-- Begin --
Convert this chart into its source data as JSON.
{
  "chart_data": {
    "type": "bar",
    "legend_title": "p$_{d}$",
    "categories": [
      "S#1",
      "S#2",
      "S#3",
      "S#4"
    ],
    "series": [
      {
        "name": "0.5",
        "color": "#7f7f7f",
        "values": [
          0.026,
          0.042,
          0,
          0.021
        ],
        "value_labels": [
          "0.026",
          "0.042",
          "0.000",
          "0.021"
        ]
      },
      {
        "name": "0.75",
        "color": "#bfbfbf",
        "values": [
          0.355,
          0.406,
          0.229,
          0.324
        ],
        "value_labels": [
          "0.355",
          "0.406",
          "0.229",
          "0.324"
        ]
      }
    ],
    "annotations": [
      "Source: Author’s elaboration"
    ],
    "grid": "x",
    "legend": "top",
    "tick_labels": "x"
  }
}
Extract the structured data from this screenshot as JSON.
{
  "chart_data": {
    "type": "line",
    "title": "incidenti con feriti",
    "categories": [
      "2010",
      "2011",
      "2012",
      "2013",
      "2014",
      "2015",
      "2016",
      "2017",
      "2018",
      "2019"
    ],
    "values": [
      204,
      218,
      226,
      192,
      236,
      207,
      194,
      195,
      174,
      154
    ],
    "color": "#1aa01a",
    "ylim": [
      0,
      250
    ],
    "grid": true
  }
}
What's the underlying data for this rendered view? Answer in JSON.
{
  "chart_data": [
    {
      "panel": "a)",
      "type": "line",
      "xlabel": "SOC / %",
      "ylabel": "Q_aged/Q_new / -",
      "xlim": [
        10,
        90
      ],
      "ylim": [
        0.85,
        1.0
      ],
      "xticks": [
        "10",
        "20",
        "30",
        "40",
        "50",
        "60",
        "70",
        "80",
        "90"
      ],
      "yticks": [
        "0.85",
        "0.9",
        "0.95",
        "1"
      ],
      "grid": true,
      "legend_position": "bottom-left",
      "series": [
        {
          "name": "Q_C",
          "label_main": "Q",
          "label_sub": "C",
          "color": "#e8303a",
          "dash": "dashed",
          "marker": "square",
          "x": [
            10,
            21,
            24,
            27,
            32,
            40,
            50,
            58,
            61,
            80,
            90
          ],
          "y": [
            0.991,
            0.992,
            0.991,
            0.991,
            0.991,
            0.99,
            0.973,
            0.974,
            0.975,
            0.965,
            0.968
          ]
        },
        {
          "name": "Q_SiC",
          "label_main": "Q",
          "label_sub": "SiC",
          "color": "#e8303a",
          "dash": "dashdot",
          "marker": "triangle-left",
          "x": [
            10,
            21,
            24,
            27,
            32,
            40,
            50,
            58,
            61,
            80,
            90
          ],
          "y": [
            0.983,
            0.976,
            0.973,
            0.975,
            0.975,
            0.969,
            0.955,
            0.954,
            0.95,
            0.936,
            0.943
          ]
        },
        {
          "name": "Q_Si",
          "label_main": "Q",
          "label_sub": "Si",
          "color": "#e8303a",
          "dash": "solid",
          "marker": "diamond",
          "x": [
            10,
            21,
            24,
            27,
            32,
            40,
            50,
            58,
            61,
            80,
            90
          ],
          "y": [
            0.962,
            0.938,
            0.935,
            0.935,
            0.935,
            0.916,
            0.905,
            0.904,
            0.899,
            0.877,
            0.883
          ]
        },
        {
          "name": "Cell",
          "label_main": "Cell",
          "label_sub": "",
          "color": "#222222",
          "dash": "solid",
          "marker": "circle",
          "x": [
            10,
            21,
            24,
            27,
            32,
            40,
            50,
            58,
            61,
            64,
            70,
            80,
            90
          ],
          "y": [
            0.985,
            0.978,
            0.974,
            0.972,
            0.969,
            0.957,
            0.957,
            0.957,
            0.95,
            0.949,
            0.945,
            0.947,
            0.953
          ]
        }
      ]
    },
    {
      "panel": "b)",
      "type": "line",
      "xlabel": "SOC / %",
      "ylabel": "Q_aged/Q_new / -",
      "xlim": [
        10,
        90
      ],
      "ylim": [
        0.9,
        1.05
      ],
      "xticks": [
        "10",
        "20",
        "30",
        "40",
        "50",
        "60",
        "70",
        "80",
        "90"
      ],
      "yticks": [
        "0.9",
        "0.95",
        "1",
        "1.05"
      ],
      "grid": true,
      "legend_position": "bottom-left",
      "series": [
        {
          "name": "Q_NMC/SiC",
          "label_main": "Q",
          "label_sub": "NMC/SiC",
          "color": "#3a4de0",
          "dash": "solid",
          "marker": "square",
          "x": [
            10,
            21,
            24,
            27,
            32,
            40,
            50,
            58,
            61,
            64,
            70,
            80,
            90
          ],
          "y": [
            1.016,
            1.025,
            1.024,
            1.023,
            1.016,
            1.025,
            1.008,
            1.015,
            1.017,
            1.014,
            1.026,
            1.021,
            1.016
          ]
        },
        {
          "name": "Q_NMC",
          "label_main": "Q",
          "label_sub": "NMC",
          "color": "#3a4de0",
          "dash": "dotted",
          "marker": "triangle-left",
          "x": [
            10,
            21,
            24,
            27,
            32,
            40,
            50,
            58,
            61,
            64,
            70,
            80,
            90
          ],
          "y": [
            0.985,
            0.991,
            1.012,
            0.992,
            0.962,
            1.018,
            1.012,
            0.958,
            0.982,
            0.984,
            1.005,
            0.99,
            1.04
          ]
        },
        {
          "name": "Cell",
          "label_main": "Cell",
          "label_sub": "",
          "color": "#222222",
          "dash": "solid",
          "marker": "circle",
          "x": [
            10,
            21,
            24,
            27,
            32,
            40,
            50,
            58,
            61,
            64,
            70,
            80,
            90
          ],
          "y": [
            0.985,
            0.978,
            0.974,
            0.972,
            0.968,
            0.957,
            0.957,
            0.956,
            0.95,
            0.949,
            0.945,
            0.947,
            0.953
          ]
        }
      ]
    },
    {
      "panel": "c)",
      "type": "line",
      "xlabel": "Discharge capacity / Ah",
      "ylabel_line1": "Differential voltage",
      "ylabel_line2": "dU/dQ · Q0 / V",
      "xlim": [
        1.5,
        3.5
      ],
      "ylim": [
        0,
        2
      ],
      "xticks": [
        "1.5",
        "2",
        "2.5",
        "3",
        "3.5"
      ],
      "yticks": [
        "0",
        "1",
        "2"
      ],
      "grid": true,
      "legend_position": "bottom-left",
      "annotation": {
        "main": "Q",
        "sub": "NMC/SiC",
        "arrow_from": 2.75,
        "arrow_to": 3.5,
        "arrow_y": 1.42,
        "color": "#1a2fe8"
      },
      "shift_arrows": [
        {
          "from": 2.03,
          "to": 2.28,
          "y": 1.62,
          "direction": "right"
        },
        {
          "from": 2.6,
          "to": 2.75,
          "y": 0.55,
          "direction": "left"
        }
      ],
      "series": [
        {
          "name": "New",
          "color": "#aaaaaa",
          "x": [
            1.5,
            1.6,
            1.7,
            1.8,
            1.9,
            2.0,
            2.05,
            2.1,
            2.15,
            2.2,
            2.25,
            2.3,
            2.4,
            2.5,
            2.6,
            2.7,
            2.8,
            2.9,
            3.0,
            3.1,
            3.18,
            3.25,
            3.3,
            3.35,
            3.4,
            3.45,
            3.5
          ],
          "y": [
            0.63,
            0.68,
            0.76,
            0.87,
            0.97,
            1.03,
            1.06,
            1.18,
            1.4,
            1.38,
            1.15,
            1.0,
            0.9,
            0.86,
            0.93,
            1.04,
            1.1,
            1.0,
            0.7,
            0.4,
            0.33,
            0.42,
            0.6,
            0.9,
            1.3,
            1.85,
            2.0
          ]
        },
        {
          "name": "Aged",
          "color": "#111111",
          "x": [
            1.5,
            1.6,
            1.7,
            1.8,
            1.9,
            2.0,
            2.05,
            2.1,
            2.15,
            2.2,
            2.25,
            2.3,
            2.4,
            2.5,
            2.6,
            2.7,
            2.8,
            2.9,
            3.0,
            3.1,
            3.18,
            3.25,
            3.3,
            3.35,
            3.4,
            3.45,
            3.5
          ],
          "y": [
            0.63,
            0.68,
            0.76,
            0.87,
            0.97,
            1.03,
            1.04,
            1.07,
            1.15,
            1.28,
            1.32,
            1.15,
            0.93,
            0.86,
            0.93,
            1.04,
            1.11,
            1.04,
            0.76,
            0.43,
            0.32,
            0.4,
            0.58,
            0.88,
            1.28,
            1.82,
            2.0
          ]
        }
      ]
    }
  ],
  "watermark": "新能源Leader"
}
-- End --
Search the records for the word "name". Copy every line that has it.

Result of the exercise:
        "name": "0.5",
        "name": "0.75",
          "name": "Q_C",
          "name": "Q_SiC",
          "name": "Q_Si",
          "name": "Cell",
          "name": "Q_NMC/SiC",
          "name": "Q_NMC",
          "name": "Cell",
          "name": "New",
          "name": "Aged",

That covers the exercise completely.